_WHAT IS ASKED:_
Using the data below, determine the number of lines that include the string "JSON". Write only that number.

_EXERCISE INPUT:_
'''

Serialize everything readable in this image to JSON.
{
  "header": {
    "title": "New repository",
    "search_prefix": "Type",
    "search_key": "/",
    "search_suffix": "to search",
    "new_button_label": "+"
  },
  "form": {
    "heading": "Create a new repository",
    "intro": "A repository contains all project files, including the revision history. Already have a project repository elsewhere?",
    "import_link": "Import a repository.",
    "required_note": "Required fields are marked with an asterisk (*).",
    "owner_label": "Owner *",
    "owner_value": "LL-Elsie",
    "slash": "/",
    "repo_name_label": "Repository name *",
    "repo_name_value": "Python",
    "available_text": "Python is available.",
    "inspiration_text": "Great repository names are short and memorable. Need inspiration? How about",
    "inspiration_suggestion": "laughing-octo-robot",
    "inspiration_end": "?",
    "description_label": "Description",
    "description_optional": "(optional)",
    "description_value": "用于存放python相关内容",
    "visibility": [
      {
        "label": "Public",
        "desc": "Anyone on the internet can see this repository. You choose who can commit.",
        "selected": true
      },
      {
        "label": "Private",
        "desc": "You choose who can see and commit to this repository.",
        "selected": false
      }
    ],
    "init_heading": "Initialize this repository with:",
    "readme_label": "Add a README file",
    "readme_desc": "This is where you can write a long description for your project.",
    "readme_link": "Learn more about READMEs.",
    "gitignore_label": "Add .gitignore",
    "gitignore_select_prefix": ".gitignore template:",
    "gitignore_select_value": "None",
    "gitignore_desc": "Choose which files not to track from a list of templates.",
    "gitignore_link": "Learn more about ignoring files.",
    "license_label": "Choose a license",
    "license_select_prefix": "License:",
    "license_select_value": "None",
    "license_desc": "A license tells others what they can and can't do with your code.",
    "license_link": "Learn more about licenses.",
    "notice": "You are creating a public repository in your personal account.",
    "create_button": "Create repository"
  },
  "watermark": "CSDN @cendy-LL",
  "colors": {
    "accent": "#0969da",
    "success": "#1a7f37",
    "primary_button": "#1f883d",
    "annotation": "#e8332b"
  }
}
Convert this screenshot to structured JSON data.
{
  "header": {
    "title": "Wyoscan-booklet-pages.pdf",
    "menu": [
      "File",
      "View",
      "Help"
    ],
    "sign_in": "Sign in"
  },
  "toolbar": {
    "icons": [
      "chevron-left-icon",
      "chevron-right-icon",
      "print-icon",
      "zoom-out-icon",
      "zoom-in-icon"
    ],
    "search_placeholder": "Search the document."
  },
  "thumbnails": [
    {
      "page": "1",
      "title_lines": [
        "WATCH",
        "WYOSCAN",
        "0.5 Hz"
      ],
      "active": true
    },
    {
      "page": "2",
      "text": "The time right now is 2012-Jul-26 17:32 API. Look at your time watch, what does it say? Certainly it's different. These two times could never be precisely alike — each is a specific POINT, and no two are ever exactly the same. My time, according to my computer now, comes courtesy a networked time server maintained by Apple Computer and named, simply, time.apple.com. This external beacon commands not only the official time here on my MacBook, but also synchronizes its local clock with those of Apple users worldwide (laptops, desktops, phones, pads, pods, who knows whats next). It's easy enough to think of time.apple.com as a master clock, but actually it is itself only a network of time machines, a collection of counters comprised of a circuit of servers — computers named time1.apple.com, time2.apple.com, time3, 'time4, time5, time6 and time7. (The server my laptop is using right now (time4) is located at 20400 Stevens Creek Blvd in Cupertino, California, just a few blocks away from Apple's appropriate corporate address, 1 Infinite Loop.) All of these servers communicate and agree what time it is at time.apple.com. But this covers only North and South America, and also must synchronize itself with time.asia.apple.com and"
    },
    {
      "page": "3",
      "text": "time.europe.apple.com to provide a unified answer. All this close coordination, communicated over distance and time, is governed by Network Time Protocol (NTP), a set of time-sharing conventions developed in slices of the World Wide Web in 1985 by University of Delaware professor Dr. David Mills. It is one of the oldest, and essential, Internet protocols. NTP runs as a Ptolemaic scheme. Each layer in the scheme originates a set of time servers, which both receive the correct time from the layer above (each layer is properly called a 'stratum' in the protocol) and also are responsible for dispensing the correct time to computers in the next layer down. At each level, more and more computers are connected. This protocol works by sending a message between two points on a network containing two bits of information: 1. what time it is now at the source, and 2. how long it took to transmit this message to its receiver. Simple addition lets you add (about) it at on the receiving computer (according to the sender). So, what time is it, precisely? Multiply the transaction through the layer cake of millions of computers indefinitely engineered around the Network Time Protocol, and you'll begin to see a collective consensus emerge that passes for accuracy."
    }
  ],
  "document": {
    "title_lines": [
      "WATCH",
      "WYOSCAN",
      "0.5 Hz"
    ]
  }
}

'''

_FINAL RESULT:_
2